*Work to do:*
Extract, from the records beneath this instruction, each line that contains the word "страны".

********

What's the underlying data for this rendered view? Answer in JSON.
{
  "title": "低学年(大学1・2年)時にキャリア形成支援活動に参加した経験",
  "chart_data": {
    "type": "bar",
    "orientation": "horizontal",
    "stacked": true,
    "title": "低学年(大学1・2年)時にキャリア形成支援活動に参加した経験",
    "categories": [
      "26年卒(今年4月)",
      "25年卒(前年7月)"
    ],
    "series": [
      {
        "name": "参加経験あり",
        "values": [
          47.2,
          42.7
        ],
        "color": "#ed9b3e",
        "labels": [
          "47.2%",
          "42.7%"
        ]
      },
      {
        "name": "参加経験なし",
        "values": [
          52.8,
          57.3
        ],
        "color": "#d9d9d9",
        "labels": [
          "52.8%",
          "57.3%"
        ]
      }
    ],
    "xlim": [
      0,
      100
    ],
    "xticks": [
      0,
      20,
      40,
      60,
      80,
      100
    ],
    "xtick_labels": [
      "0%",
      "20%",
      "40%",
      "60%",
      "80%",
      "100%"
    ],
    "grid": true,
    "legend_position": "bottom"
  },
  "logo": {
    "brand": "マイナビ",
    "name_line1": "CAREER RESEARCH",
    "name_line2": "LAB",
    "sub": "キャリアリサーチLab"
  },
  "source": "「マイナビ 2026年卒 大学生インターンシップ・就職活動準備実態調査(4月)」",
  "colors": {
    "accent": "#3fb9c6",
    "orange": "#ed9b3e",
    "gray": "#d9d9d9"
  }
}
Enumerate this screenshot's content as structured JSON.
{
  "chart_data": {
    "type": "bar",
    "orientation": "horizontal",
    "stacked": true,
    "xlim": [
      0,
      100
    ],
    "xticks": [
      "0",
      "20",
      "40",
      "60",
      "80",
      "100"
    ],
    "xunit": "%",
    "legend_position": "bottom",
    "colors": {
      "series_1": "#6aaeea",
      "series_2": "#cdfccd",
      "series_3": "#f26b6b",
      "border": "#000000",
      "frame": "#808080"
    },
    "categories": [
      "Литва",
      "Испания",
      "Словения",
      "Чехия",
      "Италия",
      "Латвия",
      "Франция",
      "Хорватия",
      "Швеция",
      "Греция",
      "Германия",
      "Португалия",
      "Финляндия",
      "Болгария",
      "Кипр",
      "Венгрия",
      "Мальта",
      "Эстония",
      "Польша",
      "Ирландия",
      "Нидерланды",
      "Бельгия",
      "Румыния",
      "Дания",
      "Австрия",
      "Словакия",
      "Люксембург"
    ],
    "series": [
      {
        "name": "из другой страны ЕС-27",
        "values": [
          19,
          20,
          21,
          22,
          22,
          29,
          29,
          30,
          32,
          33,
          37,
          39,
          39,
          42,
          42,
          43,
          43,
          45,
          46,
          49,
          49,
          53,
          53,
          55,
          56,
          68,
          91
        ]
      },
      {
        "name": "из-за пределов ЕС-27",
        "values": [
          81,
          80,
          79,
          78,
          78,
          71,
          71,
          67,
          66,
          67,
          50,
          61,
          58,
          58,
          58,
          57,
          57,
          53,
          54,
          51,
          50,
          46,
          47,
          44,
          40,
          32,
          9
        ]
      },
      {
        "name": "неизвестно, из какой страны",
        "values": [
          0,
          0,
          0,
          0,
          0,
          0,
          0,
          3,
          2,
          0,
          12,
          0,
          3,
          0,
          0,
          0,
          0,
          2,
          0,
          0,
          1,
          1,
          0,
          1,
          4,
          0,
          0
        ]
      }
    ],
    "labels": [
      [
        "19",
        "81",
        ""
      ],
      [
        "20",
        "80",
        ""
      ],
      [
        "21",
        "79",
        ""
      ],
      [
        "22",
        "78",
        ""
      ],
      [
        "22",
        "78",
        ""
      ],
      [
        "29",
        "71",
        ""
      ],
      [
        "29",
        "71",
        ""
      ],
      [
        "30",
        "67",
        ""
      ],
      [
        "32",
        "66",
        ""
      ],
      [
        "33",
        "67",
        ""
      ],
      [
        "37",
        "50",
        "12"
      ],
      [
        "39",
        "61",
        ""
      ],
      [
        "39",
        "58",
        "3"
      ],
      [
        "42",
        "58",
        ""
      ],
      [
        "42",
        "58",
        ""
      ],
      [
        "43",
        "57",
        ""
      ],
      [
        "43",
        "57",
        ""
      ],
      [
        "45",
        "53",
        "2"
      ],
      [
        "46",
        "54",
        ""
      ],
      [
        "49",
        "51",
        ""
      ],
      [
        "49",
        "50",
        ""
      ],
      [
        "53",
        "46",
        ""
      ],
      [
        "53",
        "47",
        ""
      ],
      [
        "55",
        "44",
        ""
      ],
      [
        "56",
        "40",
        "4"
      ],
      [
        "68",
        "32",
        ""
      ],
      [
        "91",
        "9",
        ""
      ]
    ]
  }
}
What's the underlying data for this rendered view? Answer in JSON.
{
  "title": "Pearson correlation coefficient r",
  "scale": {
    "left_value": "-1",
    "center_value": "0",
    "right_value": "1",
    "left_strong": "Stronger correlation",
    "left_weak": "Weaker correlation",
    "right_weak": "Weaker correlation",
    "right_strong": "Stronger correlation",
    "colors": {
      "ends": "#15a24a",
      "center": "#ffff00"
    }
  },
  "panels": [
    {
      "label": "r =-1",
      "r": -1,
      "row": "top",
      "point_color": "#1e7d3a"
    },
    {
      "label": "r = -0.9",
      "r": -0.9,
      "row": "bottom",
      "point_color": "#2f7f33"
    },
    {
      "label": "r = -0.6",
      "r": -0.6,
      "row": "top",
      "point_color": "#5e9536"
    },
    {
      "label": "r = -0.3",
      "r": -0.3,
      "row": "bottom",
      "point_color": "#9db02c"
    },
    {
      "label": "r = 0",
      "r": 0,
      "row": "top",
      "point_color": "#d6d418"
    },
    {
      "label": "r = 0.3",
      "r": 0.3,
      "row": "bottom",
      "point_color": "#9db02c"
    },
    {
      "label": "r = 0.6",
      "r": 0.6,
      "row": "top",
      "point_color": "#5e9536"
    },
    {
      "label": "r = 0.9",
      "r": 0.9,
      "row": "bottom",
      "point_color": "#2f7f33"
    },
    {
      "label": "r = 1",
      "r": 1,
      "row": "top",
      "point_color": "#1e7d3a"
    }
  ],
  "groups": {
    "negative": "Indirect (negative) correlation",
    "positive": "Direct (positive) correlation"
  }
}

********

*Final answer:*
        "name": "из другой страны ЕС-27",
        "name": "неизвестно, из какой страны",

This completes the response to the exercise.